Your task = The data below should be restated word for word, with every picture omitted.

The records =
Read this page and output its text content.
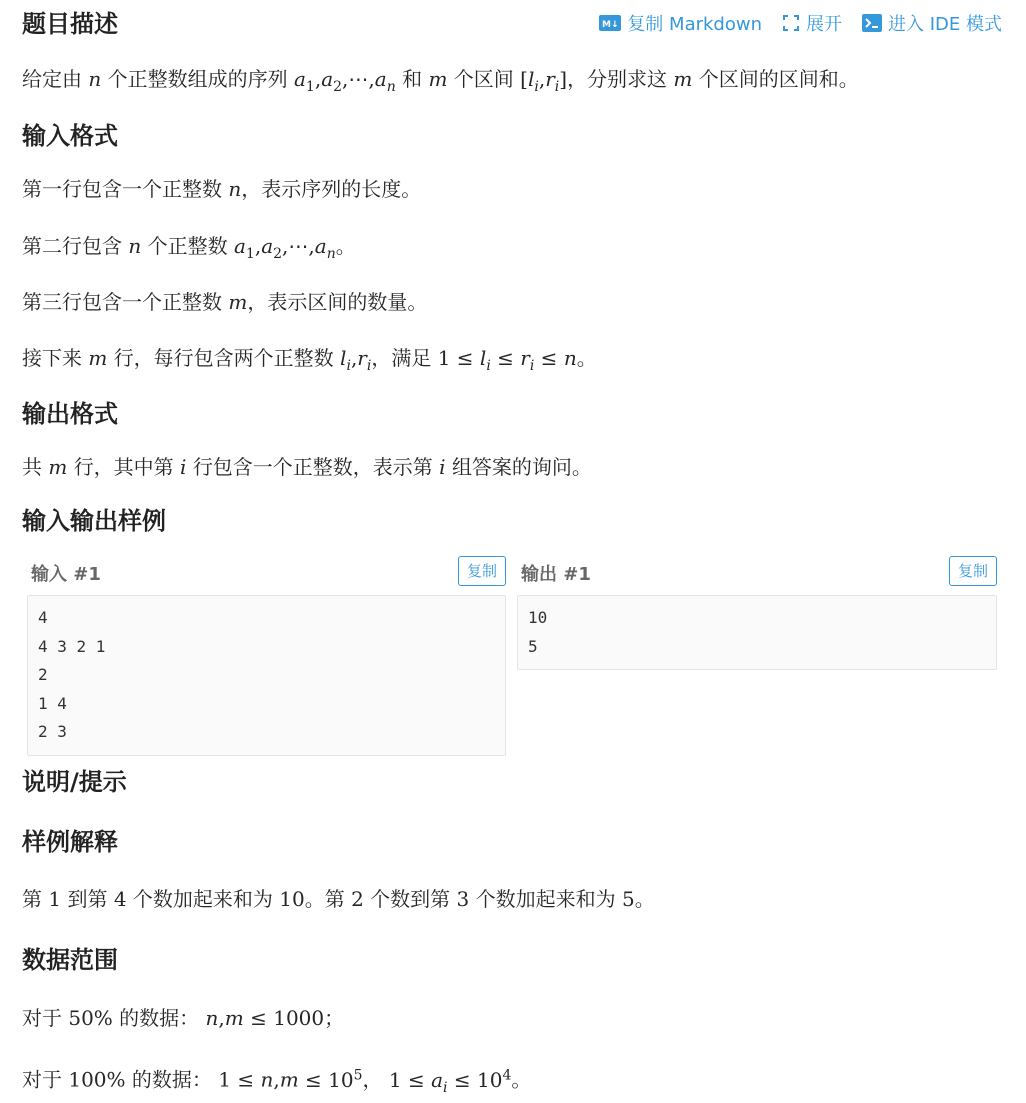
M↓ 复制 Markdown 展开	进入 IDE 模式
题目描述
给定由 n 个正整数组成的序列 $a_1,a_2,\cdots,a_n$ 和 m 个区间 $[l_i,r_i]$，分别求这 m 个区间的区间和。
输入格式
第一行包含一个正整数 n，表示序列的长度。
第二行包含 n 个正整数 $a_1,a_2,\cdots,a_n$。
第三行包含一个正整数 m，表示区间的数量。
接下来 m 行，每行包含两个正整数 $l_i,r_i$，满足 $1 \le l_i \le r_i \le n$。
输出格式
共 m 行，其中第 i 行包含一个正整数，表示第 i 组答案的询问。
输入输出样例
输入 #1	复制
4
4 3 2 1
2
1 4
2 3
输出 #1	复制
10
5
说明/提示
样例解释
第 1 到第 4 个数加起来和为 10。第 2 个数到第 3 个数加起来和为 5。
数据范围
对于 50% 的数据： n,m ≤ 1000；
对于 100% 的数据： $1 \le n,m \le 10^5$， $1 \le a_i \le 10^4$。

Solved problem =
Read this page and output its text content.
M↓ 复制 Markdown 展开	进入 IDE 模式
题目描述
给定由 n 个正整数组成的序列 $a_1,a_2,\cdots,a_n$ 和 m 个区间 $[l_i,r_i]$，分别求这 m 个区间的区间和。
输入格式
第一行包含一个正整数 n，表示序列的长度。
第二行包含 n 个正整数 $a_1,a_2,\cdots,a_n$。
第三行包含一个正整数 m，表示区间的数量。
接下来 m 行，每行包含两个正整数 $l_i,r_i$，满足 $1 \le l_i \le r_i \le n$。
输出格式
共 m 行，其中第 i 行包含一个正整数，表示第 i 组答案的询问。
输入输出样例
输入 #1	复制
4
4 3 2 1
2
1 4
2 3
输出 #1	复制
10
5
说明/提示
样例解释
第 1 到第 4 个数加起来和为 10。第 2 个数到第 3 个数加起来和为 5。
数据范围
对于 50% 的数据： n,m ≤ 1000；
对于 100% 的数据： $1 \le n,m \le 10^5$， $1 \le a_i \le 10^4$。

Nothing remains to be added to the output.